> **INSTRUCTIONS**:
(a) In the healthcare reform post, which president appointed Judge Roy Vinson?
(b) Pick up the post on the healthcare reform court rulings from the last sentence shown and carry it forward.

> **PASSAGE PROVIDED**:
-- Start --

Monday, January 31, 2011

Healthcare Reform: Fighting the Rear Guard Battle

So U.S. District Judge Roy Vinson up and decided the new healthcare reform law is unconstitutional.  This surprised absolutely nobody, given that the Ronald Reagan appointee had telegraphed his decision as obviously as a bad Jay Cutler pass when hearing arguments in the case last year.
And it surprises nobody that a Republican party that has absolutely no interest in doing anything but pay lip-service to reforming our nation’s appalling healthcare situation while lining their campaign chests with insurance industry cash, loudly cheered Judge Vinson’s ruling.  Democrats, meanwhile, who have been trying for nearly 100 years to fix the mess, largely passed it off as the latest partisan development in what has been a hyper-partisan process.
This makes two Republican judges, including U.S. District Court Judge Henry Hudson just last month, who have ruled in assorted lawsuits filed by at least 26 states led by Republican governors, attorneys general, or both, that all or significant portions of the Affordable Care Act are unconstitutional.
Meanwhile, largely forgotten in all the recent hullabaloo, is that two other federal judges, both Clinton appointees, have ruled that the individual mandate to buy insurance, the crux of the dispute, IS perfectly within Congress’ authority to order.  Approximately two dozen other challenges have been unceremoniously dismissed as frivolous.
So for those of you scoring at home, the series record between the two sides currently stands at 2 wins and 2 losses apiece, with about 25 ties.  (Come to think of it, Healthcare Reform is not unlike a chess tournament between Grand Masters.)
This follows the law’s original passage in the last Congress with the help of exactly 1 Republican vote out of 177 Congressional Republicans and 41 Republican senators.  Just last week, every single Republican House member in the new Congress voted to repeal the new law.

-- End --

(Layout region records)
-- Start --

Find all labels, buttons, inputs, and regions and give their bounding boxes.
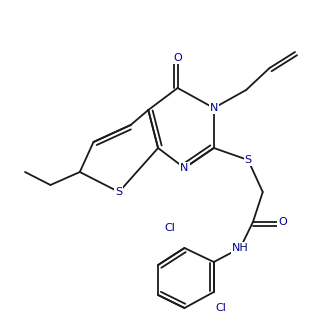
Text: O: O	[278, 217, 287, 227]
Text: S: S	[244, 155, 251, 165]
Text: Cl: Cl	[215, 303, 226, 313]
Text: Cl: Cl	[164, 223, 175, 233]
Text: NH: NH	[232, 243, 249, 253]
Text: N: N	[210, 103, 218, 113]
Text: S: S	[115, 187, 122, 197]
Text: O: O	[173, 53, 182, 63]
Text: N: N	[180, 163, 189, 173]
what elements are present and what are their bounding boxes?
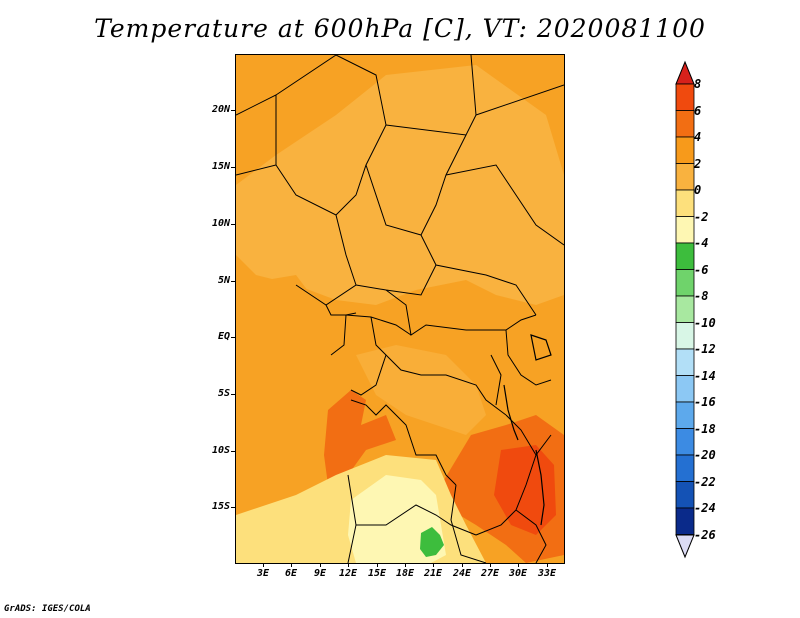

-- End --

> **OUTPUTS BY TASK**:
(a) Ronald Reagan

(b)
What a shame, considering that this law will help the people who need it the most.  I’m speaking from experience here, as up until this past year, I’ve been unable to marry the woman I’ve been with for 10 years.  She is on the Texas High Risk Pool, a state-run pool that provides rudimentary insurance at god-awful rates to people who, like her, are unable to get insurance anywhere else because of their pre-existing conditions.
I work at a small business that miraculously offered group coverage…BUT if my fiancée forever and I ever got married, the rules stipulate that my employer would have had to offer her coverage as well, and she would have had to go on that coverage.  As this would have raised rates on everybody at the company, we made the painful decision to forgo marriage.
Now we can get married after all, however, because the rates under the current PRE-reform rules have skyrocketed so much that my coverage has been dropped anyway.
The Republicans are content with this status quo.  And people wonder why I so-loathe the do-nothing Party of No.
So, yes what a shame.  And what a sham, considering that the individual mandate was originally a Republican idea, urged for consideration by Sen. Orrin Hatch, former Sen. Robert Dole, (his party’s 1996 presidential nominee), and others, back in the days when Republicans were actually interested in trying to help govern instead of simply tearing down the government.
It was not too long afterwards that then-Governor Mitt Romney incorporated the individual mandate into his Massachusetts healthcare reform efforts.  If Romney, who some polls show is the GOP front-runner in the 2012 presidential horse race, happens to win the Republican nomination, he’ll have done so despite having what the goofball tea-sip wing of his party considers to be the healthcare albatross hanging around his neck.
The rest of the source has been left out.